Look below and pull out each line with the word "this".

[Stored items from a collection]
*-*-*

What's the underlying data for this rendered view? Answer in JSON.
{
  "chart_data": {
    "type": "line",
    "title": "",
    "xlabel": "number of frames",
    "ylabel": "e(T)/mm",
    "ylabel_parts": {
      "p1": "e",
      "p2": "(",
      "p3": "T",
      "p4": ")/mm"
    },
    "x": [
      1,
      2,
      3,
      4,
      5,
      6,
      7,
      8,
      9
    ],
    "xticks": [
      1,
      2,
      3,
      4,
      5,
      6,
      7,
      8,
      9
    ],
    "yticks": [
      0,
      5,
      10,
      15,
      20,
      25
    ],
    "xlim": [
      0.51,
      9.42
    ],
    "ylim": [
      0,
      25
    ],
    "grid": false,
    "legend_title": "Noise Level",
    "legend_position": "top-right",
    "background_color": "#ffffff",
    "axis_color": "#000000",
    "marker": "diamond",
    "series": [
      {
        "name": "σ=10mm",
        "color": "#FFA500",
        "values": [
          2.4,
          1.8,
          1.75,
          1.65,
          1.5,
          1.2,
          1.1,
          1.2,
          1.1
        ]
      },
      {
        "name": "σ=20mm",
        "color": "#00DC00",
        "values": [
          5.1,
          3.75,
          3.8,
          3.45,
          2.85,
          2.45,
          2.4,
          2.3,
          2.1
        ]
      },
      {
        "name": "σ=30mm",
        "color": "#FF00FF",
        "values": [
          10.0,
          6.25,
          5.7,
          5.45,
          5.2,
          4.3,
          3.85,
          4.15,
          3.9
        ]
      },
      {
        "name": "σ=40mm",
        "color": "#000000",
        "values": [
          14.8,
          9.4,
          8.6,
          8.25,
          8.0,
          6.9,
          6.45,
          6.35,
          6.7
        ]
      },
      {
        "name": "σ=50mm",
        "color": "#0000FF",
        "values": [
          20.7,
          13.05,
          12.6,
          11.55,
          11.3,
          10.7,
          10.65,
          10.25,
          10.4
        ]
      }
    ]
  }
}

*-*-*

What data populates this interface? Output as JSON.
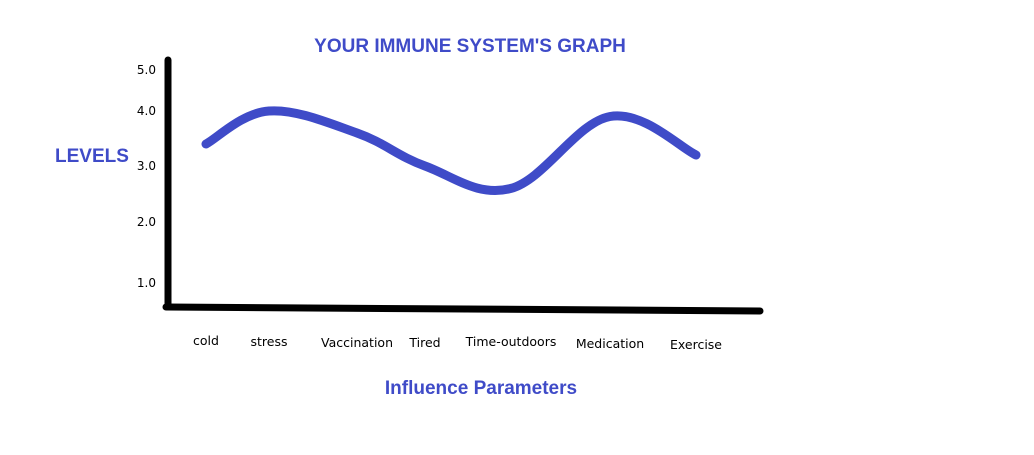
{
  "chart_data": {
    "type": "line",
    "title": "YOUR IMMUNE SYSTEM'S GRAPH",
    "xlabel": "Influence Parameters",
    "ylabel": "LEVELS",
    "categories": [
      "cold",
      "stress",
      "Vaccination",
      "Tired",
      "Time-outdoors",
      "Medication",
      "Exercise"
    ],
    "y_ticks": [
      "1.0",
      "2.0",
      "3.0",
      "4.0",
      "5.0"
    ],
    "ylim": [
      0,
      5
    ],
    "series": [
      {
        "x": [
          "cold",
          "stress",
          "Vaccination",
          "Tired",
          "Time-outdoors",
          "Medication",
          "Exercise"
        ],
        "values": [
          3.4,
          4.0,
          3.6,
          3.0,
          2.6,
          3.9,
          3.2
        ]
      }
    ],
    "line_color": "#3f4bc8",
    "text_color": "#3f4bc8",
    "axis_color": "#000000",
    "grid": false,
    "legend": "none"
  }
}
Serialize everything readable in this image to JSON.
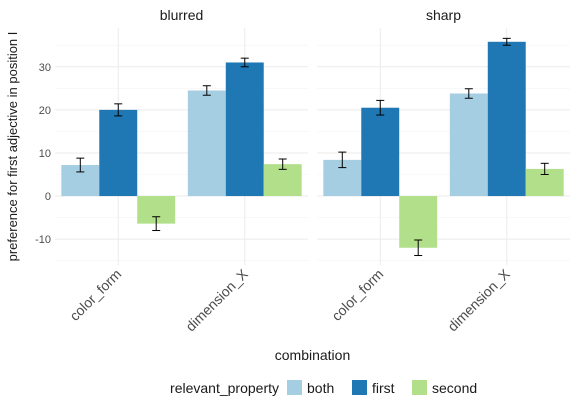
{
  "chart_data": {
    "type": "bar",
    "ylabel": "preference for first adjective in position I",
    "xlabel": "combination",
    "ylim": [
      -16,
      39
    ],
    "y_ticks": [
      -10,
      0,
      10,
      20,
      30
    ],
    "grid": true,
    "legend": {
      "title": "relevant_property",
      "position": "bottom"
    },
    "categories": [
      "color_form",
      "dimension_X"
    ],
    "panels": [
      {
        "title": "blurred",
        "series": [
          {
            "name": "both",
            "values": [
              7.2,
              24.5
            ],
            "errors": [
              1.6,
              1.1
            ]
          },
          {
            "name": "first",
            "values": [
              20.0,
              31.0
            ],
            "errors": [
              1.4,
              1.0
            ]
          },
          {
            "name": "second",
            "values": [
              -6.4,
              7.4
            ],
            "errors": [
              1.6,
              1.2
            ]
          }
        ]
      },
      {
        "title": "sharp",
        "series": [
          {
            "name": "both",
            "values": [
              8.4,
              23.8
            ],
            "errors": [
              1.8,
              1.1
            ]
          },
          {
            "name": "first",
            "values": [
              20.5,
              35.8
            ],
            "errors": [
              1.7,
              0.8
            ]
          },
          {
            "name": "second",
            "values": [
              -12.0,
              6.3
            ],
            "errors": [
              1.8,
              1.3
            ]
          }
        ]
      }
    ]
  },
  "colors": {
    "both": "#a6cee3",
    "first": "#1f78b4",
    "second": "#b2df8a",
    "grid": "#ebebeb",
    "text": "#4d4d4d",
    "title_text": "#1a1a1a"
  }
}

*-*-*

= Exercise response =
What's the underlying data for this rendered view? Answer in JSON.
What data populates this interface? Output as JSON.
Serialize everything readable in this image to JSON.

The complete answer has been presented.